=== Given data ===

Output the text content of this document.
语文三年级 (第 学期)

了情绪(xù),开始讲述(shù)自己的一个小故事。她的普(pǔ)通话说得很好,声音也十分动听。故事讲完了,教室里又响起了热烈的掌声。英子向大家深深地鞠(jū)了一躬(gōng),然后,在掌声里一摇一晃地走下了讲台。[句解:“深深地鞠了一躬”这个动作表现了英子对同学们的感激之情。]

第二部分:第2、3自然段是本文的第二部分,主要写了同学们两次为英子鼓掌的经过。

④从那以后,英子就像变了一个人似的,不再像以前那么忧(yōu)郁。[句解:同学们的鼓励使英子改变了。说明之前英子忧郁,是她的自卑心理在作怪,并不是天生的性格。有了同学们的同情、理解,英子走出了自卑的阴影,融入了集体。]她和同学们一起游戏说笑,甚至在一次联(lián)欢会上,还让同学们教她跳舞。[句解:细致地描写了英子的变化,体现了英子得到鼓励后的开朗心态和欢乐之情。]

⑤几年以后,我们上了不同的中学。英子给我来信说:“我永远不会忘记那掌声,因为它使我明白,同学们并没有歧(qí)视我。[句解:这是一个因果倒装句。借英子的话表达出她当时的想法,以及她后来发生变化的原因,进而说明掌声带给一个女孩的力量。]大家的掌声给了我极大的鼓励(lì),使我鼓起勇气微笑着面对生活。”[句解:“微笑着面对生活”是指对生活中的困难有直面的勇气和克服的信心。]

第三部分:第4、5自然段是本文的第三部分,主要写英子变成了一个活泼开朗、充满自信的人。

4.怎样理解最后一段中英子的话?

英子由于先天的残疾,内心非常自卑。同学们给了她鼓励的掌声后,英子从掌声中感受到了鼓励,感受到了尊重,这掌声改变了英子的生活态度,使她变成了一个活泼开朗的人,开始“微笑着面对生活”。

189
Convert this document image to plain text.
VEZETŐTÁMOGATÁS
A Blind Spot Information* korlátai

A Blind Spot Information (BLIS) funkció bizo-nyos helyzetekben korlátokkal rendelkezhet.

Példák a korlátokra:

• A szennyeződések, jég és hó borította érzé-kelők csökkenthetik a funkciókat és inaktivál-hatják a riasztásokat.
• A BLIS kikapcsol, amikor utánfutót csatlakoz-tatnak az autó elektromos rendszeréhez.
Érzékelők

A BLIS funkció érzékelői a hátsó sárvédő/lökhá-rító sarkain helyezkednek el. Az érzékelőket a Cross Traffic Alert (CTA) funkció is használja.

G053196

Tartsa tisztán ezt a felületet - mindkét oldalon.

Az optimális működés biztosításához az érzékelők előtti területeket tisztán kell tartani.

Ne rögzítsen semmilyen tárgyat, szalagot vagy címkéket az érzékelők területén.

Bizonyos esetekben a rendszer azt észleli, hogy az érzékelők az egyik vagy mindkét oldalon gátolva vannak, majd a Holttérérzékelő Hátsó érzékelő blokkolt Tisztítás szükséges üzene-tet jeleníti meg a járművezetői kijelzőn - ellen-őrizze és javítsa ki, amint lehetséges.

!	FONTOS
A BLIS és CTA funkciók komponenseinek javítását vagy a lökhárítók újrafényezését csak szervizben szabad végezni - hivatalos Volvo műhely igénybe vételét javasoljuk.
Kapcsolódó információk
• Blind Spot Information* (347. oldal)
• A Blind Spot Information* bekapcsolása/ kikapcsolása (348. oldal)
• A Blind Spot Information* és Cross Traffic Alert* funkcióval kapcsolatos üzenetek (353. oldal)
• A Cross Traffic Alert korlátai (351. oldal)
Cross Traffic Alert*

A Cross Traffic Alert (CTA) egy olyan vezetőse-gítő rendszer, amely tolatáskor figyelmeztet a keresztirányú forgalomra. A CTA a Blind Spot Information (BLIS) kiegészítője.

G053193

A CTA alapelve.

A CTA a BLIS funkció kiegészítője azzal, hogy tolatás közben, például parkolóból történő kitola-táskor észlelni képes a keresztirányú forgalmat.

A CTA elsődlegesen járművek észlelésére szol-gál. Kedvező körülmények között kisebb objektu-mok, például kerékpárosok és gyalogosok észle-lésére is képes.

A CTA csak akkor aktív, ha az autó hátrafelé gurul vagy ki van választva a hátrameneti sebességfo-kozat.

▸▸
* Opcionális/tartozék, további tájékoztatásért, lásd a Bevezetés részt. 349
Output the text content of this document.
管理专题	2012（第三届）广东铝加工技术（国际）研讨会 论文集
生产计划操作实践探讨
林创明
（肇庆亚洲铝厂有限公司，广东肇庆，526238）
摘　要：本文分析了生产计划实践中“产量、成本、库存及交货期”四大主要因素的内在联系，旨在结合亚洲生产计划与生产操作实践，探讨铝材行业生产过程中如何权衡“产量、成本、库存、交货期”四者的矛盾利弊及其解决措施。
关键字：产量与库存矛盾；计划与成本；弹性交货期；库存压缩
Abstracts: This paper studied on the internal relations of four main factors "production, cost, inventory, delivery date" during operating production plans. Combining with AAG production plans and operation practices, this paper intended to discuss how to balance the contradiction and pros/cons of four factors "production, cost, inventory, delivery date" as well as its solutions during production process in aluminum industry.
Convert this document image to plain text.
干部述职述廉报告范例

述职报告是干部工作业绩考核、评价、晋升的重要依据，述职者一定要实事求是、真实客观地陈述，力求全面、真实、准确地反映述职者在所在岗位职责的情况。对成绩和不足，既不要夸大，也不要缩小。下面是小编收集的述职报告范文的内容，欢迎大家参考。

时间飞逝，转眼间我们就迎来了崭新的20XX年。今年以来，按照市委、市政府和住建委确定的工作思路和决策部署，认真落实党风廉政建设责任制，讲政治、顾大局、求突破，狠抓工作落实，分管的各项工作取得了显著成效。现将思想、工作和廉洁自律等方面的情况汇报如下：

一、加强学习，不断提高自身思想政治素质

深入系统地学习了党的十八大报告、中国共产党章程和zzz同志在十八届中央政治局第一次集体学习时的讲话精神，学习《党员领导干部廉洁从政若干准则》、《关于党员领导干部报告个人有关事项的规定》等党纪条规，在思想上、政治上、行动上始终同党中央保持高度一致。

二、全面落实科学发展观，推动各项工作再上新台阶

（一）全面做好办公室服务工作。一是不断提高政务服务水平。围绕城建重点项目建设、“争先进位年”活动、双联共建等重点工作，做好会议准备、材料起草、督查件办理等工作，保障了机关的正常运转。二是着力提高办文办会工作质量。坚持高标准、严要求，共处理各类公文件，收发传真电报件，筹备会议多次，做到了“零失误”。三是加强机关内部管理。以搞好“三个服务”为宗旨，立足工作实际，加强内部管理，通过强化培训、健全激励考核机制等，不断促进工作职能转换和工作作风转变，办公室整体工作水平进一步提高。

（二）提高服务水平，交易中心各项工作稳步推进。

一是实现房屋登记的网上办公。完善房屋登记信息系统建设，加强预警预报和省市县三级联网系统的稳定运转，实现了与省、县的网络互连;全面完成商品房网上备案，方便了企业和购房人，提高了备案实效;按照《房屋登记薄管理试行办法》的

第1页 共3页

===

### What you should do
Filter the entries down to the lines containing "Blind". Copy each of those lines.

### Exercise result
A Blind Spot Information* korlátai
A Blind Spot Information (BLIS) funkció bizo-nyos helyzetekben korlátokkal rendelkezhet.
• Blind Spot Information* (347. oldal)
• A Blind Spot Information* bekapcsolása/ kikapcsolása (348. oldal)
• A Blind Spot Information* és Cross Traffic Alert* funkcióval kapcsolatos üzenetek (353. oldal)
A Cross Traffic Alert (CTA) egy olyan vezetőse-gítő rendszer, amely tolatáskor figyelmeztet a keresztirányú forgalomra. A CTA a Blind Spot Information (BLIS) kiegészítője.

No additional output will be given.